Exact repetition of every entry is required.

##### THE DATA #####

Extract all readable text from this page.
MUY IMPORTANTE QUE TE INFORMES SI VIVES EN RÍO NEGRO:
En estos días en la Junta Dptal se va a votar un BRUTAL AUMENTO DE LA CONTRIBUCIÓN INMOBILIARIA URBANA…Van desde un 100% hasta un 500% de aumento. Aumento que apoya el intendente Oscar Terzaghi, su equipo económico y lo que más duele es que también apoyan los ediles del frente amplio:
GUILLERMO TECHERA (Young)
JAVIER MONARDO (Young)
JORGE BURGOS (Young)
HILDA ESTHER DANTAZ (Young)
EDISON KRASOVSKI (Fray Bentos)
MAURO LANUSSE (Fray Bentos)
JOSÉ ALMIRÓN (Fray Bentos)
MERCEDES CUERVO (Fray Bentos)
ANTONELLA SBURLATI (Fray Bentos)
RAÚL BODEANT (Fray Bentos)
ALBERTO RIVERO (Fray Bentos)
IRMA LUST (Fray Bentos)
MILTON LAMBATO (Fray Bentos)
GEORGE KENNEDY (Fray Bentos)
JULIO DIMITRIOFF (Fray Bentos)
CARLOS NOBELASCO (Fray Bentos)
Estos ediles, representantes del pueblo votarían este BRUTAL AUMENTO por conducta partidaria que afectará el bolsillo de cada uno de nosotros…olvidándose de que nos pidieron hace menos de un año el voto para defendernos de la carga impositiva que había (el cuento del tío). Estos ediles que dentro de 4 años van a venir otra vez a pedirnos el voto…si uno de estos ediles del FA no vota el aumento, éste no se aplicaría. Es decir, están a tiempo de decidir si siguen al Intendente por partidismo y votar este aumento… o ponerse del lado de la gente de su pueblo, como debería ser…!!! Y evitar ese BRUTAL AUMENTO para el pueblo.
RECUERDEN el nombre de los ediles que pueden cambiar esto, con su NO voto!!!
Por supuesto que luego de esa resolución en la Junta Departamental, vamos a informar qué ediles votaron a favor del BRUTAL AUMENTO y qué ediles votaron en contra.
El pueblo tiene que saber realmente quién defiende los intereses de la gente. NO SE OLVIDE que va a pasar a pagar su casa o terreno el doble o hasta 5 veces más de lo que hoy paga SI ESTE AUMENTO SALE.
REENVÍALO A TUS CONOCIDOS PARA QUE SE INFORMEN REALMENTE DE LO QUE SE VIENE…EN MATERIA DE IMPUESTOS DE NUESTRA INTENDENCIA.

#####

## EXPECTED ANSWER:
Extract all readable text from this page.
MUY IMPORTANTE QUE TE INFORMES SI VIVES EN RÍO NEGRO:
En estos días en la Junta Dptal se va a votar un BRUTAL AUMENTO DE LA CONTRIBUCIÓN INMOBILIARIA URBANA…Van desde un 100% hasta un 500% de aumento. Aumento que apoya el intendente Oscar Terzaghi, su equipo económico y lo que más duele es que también apoyan los ediles del frente amplio:
GUILLERMO TECHERA (Young)
JAVIER MONARDO (Young)
JORGE BURGOS (Young)
HILDA ESTHER DANTAZ (Young)
EDISON KRASOVSKI (Fray Bentos)
MAURO LANUSSE (Fray Bentos)
JOSÉ ALMIRÓN (Fray Bentos)
MERCEDES CUERVO (Fray Bentos)
ANTONELLA SBURLATI (Fray Bentos)
RAÚL BODEANT (Fray Bentos)
ALBERTO RIVERO (Fray Bentos)
IRMA LUST (Fray Bentos)
MILTON LAMBATO (Fray Bentos)
GEORGE KENNEDY (Fray Bentos)
JULIO DIMITRIOFF (Fray Bentos)
CARLOS NOBELASCO (Fray Bentos)
Estos ediles, representantes del pueblo votarían este BRUTAL AUMENTO por conducta partidaria que afectará el bolsillo de cada uno de nosotros…olvidándose de que nos pidieron hace menos de un año el voto para defendernos de la carga impositiva que había (el cuento del tío). Estos ediles que dentro de 4 años van a venir otra vez a pedirnos el voto…si uno de estos ediles del FA no vota el aumento, éste no se aplicaría. Es decir, están a tiempo de decidir si siguen al Intendente por partidismo y votar este aumento… o ponerse del lado de la gente de su pueblo, como debería ser…!!! Y evitar ese BRUTAL AUMENTO para el pueblo.
RECUERDEN el nombre de los ediles que pueden cambiar esto, con su NO voto!!!
Por supuesto que luego de esa resolución en la Junta Departamental, vamos a informar qué ediles votaron a favor del BRUTAL AUMENTO y qué ediles votaron en contra.
El pueblo tiene que saber realmente quién defiende los intereses de la gente. NO SE OLVIDE que va a pasar a pagar su casa o terreno el doble o hasta 5 veces más de lo que hoy paga SI ESTE AUMENTO SALE.
REENVÍALO A TUS CONOCIDOS PARA QUE SE INFORMEN REALMENTE DE LO QUE SE VIENE…EN MATERIA DE IMPUESTOS DE NUESTRA INTENDENCIA.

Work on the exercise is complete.